• [Task requirements]:
Look through the records below and collect all lines that hold the string "JSON".

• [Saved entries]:

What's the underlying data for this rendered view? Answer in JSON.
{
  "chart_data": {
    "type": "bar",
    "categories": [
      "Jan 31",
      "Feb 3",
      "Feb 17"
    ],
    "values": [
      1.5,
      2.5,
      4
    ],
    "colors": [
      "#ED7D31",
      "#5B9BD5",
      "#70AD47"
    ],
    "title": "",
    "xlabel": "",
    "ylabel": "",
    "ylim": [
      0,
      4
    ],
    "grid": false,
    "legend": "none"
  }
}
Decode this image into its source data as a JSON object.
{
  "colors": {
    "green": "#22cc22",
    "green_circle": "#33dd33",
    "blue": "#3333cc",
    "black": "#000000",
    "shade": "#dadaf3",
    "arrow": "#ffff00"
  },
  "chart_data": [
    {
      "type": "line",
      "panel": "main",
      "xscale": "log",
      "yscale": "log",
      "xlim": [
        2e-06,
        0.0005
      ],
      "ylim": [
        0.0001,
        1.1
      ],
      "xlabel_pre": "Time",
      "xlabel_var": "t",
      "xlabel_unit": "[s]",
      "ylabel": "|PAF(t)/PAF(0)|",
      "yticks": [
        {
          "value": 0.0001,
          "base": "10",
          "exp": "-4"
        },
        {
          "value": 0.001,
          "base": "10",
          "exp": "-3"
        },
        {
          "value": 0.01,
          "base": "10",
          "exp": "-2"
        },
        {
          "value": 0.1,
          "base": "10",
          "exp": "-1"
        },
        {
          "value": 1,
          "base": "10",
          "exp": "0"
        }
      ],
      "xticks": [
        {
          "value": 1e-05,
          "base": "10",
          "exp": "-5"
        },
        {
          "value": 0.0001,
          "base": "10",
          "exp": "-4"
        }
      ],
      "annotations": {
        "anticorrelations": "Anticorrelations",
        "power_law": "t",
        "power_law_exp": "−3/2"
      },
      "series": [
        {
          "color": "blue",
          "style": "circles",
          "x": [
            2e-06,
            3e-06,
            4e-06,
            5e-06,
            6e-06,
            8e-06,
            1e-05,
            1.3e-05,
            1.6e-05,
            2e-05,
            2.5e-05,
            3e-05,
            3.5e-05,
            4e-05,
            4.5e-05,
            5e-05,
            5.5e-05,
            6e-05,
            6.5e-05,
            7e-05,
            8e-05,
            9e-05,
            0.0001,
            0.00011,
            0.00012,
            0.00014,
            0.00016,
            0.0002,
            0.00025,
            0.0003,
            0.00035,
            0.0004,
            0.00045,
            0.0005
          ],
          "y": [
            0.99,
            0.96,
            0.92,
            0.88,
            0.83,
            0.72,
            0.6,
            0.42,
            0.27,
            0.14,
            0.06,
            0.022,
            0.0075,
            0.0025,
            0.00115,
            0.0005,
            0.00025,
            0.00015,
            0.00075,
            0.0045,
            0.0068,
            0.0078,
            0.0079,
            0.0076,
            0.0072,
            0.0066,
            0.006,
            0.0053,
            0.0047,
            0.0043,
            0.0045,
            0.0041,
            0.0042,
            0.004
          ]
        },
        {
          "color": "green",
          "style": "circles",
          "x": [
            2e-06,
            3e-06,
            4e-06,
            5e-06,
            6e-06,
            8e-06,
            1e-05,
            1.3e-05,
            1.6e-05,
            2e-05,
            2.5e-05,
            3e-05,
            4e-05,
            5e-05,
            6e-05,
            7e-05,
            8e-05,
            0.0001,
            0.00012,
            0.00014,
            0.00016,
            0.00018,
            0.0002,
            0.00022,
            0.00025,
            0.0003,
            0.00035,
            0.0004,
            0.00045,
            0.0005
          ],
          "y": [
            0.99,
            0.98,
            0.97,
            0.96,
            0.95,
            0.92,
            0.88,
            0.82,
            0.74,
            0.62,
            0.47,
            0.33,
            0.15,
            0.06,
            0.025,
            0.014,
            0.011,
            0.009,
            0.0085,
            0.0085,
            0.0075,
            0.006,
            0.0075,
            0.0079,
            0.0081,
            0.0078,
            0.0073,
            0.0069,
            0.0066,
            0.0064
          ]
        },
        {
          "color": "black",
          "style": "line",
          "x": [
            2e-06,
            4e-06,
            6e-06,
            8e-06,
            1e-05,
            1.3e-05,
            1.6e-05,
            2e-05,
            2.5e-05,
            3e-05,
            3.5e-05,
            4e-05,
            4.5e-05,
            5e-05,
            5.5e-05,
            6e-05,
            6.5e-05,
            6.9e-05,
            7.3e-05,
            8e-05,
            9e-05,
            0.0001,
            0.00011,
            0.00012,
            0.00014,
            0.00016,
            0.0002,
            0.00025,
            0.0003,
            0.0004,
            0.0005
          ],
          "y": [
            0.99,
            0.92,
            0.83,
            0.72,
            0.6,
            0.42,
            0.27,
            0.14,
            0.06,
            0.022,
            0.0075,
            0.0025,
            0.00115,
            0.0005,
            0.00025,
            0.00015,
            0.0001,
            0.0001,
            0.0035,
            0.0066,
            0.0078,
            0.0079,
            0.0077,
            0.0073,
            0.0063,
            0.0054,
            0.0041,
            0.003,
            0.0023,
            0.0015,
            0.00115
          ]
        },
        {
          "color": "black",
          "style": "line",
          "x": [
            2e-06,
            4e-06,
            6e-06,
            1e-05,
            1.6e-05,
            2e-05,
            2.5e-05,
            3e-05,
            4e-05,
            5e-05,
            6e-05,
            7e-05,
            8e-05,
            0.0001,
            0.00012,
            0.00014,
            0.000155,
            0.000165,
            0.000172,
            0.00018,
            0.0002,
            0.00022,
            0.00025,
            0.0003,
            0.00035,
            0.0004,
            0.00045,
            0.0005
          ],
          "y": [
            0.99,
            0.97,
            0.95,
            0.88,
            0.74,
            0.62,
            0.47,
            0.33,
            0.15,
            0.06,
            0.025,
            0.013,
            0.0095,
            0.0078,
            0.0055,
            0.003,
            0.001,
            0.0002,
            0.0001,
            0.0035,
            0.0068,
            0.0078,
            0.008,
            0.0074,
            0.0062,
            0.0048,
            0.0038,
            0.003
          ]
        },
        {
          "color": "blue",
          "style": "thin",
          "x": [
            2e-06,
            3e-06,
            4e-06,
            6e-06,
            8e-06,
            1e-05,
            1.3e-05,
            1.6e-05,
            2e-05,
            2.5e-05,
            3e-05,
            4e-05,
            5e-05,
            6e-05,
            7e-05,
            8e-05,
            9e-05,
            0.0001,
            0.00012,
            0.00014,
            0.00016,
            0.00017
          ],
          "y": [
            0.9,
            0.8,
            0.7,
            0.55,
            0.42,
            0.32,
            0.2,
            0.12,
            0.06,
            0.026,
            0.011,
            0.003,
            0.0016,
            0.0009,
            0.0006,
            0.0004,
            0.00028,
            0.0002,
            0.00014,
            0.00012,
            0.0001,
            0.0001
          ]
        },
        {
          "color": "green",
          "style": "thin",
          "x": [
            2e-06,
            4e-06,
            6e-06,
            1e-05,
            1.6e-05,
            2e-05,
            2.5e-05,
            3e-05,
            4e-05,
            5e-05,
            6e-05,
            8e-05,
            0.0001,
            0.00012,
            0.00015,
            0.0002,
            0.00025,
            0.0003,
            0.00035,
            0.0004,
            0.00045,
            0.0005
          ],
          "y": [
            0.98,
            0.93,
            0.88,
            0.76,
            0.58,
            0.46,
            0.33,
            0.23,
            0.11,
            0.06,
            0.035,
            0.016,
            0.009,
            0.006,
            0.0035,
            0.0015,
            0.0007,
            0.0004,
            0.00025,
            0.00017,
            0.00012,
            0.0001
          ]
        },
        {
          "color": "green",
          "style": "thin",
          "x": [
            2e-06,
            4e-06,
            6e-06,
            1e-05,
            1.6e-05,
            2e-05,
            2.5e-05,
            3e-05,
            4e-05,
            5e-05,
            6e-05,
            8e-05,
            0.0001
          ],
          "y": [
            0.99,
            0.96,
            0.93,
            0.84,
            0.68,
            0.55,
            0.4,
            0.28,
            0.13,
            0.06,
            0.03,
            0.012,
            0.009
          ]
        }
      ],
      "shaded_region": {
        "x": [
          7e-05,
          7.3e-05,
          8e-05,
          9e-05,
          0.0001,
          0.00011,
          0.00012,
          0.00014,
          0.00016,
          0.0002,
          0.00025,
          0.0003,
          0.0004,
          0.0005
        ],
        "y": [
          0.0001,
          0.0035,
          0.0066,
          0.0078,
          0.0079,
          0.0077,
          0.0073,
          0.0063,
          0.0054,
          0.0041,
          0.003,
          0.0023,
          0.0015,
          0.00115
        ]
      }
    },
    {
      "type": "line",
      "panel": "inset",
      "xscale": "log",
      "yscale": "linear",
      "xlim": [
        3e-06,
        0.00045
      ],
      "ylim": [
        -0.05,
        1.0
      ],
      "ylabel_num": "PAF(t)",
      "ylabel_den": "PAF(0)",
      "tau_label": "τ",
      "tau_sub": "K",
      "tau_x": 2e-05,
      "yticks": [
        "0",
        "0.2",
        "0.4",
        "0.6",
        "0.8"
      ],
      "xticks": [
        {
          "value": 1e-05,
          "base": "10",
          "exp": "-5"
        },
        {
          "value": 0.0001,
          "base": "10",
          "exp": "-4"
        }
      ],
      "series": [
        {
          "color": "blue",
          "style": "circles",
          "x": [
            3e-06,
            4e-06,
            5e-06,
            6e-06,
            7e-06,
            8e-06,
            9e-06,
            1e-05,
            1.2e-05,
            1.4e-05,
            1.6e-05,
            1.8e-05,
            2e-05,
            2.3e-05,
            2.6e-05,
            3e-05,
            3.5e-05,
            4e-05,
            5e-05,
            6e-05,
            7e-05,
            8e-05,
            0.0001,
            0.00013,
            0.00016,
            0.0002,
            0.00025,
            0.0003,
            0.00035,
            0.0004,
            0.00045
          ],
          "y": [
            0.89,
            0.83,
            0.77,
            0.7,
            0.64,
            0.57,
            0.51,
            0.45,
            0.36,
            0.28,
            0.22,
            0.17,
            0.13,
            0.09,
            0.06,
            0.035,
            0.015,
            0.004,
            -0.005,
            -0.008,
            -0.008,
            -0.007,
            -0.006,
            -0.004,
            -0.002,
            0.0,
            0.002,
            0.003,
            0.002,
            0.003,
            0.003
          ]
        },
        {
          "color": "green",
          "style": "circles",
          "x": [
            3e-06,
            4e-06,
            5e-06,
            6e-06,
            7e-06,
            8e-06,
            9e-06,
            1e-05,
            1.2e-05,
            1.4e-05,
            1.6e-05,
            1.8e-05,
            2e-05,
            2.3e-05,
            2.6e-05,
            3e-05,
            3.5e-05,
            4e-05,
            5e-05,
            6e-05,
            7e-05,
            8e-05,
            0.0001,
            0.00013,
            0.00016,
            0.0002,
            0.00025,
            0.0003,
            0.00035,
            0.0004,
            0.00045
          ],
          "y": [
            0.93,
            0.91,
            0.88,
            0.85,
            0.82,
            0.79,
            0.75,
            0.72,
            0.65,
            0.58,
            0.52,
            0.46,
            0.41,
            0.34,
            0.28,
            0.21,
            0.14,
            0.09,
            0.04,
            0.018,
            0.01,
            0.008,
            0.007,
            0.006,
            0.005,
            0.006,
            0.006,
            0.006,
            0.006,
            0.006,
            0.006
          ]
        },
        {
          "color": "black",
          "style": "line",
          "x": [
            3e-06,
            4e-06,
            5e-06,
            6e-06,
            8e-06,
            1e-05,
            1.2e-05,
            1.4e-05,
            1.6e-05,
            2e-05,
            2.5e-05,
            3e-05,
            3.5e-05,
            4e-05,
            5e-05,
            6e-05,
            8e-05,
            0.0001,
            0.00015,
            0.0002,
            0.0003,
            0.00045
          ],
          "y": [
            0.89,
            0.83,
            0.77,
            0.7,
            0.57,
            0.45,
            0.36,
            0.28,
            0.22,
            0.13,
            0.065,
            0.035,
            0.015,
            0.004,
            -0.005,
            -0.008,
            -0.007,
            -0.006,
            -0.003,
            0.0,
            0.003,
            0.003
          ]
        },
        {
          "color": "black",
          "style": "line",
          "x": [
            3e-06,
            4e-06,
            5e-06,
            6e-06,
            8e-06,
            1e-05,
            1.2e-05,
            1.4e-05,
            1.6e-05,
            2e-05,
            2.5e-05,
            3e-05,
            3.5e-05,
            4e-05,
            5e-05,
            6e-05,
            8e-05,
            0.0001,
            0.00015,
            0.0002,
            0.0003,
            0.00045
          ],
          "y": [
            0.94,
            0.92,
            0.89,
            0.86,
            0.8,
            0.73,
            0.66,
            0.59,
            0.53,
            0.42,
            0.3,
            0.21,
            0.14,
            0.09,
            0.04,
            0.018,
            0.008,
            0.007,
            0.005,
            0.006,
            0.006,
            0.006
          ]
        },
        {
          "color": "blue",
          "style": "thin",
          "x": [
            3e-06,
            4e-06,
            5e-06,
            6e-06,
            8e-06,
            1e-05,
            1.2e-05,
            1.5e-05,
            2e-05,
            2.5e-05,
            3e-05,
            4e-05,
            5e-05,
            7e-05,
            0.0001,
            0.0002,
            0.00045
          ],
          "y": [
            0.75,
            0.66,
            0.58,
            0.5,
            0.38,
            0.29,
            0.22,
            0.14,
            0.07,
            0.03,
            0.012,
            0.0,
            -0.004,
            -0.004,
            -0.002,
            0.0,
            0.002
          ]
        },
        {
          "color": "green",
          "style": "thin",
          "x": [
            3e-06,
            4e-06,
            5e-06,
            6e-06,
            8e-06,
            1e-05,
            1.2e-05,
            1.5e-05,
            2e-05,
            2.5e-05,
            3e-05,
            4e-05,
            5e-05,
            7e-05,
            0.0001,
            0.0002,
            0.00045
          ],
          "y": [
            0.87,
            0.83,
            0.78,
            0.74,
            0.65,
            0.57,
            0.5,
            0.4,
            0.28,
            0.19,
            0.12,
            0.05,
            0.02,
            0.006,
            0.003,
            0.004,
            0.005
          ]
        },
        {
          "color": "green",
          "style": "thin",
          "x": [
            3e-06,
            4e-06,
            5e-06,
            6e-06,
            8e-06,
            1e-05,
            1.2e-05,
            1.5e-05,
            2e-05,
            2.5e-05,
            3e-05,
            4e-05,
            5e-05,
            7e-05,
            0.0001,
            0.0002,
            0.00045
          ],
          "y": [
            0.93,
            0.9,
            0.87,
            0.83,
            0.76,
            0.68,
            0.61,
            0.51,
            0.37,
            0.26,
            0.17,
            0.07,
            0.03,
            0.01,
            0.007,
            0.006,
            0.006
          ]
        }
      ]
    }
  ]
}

• [Correct answer]:
What's the underlying data for this rendered view? Answer in JSON.
Decode this image into its source data as a JSON object.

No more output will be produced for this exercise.